--- BEGIN LISTED RECORDS ---
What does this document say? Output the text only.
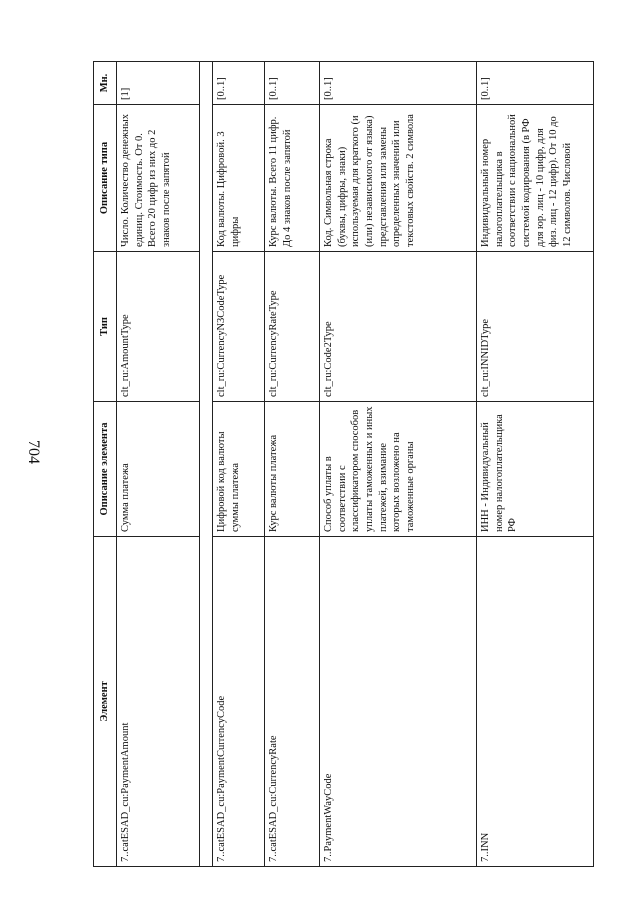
704
Элемент	Описание элемента	Тип	Описание типа	Мн.
7..catESAD_cu:PaymentAmount	Сумма платежа	clt_ru:AmountType	Число. Количество денежных единиц. Стоимость. От 0. Всего 20 цифр из них до 2 знаков после запятой	[1]

7..catESAD_cu:PaymentCurrencyCode	Цифровой код валюты суммы платежа	clt_ru:CurrencyN3CodeType	Код валюты. Цифровой. 3 цифры	[0..1]
7..catESAD_cu:CurrencyRate	Курс валюты платежа	clt_ru:CurrencyRateType	Курс валюты. Всего 11 цифр. До 4 знаков после запятой	[0..1]
7..PaymentWayCode	Способ уплаты в соответствии с классификатором способов уплаты таможенных и иных платежей, взимание которых возложено на таможенные органы	clt_ru:Code2Type	Код. Символьная строка (буквы, цифры, знаки) используемая для краткого (и (или) независимого от языка) представления или замены определенных значений или текстовых свойств. 2 символа	[0..1]
7..INN	ИНН - Индивидуальный номер налогоплательщика РФ	clt_ru:INNIDType	Индивидуальный номер налогоплательщика в соответствии с национальной системой кодирования (в РФ для юр. лиц - 10 цифр, для физ. лиц - 12 цифр). От 10 до 12 символов. Числовой	[0..1]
--- END LISTED RECORDS ---
## TASK DESCRIPTION
Reproduce each entry verbatim, excluding any embedded images.

## WRITTEN ANSWER
What does this document say? Output the text only.
704
Элемент	Описание элемента	Тип	Описание типа	Мн.
7..catESAD_cu:PaymentAmount	Сумма платежа	clt_ru:AmountType	Число. Количество денежных единиц. Стоимость. От 0. Всего 20 цифр из них до 2 знаков после запятой	[1]

7..catESAD_cu:PaymentCurrencyCode	Цифровой код валюты суммы платежа	clt_ru:CurrencyN3CodeType	Код валюты. Цифровой. 3 цифры	[0..1]
7..catESAD_cu:CurrencyRate	Курс валюты платежа	clt_ru:CurrencyRateType	Курс валюты. Всего 11 цифр. До 4 знаков после запятой	[0..1]
7..PaymentWayCode	Способ уплаты в соответствии с классификатором способов уплаты таможенных и иных платежей, взимание которых возложено на таможенные органы	clt_ru:Code2Type	Код. Символьная строка (буквы, цифры, знаки) используемая для краткого (и (или) независимого от языка) представления или замены определенных значений или текстовых свойств. 2 символа	[0..1]
7..INN	ИНН - Индивидуальный номер налогоплательщика РФ	clt_ru:INNIDType	Индивидуальный номер налогоплательщика в соответствии с национальной системой кодирования (в РФ для юр. лиц - 10 цифр, для физ. лиц - 12 цифр). От 10 до 12 символов. Числовой	[0..1]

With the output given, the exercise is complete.